======== Material for the task

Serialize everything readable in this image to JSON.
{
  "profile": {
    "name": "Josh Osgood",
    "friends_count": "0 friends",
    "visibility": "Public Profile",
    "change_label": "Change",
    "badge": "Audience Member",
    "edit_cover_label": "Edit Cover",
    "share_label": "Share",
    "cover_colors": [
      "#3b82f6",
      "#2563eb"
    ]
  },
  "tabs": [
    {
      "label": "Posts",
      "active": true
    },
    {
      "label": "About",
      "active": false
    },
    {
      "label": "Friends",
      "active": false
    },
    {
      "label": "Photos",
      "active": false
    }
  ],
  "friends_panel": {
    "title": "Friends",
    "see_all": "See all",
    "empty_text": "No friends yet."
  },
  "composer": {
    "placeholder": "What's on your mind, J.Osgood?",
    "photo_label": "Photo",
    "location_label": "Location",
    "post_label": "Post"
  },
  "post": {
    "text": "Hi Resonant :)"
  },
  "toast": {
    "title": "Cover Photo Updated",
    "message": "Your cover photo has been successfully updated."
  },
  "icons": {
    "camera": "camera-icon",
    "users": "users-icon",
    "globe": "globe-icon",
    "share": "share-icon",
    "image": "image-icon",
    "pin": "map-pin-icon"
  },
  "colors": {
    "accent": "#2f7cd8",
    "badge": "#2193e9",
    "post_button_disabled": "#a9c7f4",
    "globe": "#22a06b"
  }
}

================

From the listing above, extract all records word for word.

> **Expected output**:
Serialize everything readable in this image to JSON.
{
  "profile": {
    "name": "Josh Osgood",
    "friends_count": "0 friends",
    "visibility": "Public Profile",
    "change_label": "Change",
    "badge": "Audience Member",
    "edit_cover_label": "Edit Cover",
    "share_label": "Share",
    "cover_colors": [
      "#3b82f6",
      "#2563eb"
    ]
  },
  "tabs": [
    {
      "label": "Posts",
      "active": true
    },
    {
      "label": "About",
      "active": false
    },
    {
      "label": "Friends",
      "active": false
    },
    {
      "label": "Photos",
      "active": false
    }
  ],
  "friends_panel": {
    "title": "Friends",
    "see_all": "See all",
    "empty_text": "No friends yet."
  },
  "composer": {
    "placeholder": "What's on your mind, J.Osgood?",
    "photo_label": "Photo",
    "location_label": "Location",
    "post_label": "Post"
  },
  "post": {
    "text": "Hi Resonant :)"
  },
  "toast": {
    "title": "Cover Photo Updated",
    "message": "Your cover photo has been successfully updated."
  },
  "icons": {
    "camera": "camera-icon",
    "users": "users-icon",
    "globe": "globe-icon",
    "share": "share-icon",
    "image": "image-icon",
    "pin": "map-pin-icon"
  },
  "colors": {
    "accent": "#2f7cd8",
    "badge": "#2193e9",
    "post_button_disabled": "#a9c7f4",
    "globe": "#22a06b"
  }
}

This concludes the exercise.